EXERCISE INSTRUCTIONS | Show every line where "into" occurs.

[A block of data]
[BEGIN]

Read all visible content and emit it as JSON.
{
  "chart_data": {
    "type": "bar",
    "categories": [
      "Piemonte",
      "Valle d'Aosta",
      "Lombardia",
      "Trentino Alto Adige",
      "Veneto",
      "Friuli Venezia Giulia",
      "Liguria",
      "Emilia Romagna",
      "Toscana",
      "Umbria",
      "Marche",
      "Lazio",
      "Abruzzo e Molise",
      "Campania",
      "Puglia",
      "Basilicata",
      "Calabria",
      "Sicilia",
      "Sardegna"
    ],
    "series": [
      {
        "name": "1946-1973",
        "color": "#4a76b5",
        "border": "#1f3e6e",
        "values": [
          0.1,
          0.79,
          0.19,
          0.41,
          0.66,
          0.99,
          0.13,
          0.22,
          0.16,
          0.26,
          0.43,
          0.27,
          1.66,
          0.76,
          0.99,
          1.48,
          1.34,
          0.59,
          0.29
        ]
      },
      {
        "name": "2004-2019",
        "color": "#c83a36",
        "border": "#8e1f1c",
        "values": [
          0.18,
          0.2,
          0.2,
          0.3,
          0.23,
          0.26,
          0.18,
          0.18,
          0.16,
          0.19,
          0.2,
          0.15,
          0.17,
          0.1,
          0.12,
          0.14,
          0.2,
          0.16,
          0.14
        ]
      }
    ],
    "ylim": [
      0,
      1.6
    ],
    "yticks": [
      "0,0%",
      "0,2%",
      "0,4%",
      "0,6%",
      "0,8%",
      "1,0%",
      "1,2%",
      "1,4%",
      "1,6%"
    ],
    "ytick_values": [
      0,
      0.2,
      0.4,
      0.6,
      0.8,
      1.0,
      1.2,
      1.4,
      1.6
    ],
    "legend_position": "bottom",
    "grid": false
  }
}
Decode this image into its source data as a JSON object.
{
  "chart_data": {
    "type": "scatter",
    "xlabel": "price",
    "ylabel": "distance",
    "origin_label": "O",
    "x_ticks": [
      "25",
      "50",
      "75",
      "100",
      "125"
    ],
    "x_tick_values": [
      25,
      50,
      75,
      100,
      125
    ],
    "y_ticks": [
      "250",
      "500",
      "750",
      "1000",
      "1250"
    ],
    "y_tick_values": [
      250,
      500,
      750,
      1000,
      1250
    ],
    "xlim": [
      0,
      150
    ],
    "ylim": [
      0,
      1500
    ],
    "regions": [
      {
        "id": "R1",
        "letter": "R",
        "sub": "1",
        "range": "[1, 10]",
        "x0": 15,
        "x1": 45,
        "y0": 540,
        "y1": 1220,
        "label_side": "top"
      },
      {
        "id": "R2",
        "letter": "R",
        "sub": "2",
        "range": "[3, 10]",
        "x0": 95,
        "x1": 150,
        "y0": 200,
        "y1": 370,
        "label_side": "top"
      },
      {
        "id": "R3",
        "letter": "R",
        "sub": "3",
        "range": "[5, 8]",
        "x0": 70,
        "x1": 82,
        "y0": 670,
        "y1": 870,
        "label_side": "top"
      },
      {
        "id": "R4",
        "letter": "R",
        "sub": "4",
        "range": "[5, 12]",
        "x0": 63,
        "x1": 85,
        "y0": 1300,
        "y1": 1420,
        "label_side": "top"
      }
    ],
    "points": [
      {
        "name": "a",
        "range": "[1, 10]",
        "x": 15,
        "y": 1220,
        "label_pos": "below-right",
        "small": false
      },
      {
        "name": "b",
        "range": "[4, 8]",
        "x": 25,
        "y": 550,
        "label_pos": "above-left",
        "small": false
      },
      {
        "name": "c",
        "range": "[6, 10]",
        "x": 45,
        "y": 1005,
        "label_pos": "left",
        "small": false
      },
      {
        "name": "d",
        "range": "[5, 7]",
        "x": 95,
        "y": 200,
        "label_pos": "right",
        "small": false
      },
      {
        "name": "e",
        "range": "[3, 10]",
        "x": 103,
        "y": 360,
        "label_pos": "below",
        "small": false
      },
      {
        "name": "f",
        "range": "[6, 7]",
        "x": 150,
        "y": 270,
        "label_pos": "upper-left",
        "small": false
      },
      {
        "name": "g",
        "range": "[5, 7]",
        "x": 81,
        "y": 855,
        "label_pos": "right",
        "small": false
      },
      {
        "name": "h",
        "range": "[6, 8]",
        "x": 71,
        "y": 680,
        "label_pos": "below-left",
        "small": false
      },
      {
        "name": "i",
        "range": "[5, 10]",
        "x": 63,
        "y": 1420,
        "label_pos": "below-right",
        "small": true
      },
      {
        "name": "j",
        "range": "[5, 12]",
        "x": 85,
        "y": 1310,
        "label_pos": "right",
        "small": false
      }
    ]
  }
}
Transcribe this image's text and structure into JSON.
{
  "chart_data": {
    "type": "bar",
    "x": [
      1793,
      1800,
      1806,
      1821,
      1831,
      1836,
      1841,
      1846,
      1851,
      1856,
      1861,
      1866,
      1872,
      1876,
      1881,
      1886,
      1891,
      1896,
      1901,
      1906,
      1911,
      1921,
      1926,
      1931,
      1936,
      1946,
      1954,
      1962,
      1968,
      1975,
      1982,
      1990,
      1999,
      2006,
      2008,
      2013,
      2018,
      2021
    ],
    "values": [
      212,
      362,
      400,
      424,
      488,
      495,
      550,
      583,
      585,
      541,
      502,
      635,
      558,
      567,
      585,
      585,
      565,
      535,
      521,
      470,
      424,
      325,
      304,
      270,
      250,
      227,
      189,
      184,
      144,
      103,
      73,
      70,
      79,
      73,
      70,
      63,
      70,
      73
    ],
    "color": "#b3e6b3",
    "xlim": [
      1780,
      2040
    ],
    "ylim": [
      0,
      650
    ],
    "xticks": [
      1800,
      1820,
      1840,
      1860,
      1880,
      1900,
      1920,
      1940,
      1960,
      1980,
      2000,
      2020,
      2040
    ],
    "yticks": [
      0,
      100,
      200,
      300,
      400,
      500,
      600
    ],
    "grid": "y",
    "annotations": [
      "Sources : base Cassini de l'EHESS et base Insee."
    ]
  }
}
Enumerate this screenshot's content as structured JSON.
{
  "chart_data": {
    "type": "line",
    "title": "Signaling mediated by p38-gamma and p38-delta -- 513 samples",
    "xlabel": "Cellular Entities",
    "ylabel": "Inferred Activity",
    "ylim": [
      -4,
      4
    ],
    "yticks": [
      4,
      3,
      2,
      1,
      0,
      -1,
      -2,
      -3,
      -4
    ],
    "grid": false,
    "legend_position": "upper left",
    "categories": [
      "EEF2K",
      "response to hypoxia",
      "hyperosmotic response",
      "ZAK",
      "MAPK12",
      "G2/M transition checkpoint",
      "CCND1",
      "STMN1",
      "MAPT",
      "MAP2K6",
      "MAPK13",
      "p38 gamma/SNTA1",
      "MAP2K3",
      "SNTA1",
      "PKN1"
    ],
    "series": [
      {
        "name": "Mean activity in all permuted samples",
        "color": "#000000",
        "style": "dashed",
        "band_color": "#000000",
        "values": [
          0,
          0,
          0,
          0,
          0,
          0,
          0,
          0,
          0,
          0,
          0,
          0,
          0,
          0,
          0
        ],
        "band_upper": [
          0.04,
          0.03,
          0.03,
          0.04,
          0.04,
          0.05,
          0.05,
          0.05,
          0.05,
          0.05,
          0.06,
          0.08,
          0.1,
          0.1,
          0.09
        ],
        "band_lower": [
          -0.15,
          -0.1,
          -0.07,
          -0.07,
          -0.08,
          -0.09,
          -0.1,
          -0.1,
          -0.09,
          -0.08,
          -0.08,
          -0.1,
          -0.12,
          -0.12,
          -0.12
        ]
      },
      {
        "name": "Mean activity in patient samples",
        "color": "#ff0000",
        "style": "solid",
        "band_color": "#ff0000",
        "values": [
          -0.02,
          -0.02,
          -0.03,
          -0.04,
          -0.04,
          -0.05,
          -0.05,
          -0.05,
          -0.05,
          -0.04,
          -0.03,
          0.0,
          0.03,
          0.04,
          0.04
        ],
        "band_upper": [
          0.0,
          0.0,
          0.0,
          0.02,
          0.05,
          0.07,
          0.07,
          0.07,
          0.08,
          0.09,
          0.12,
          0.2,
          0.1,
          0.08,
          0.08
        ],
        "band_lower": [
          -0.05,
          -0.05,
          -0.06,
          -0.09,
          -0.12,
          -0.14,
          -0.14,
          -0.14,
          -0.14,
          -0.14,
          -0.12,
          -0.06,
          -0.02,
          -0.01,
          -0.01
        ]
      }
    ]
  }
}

[END]

WORKED SOLUTION |
Decode this image into its source data as a JSON object.
Transcribe this image's text and structure into JSON.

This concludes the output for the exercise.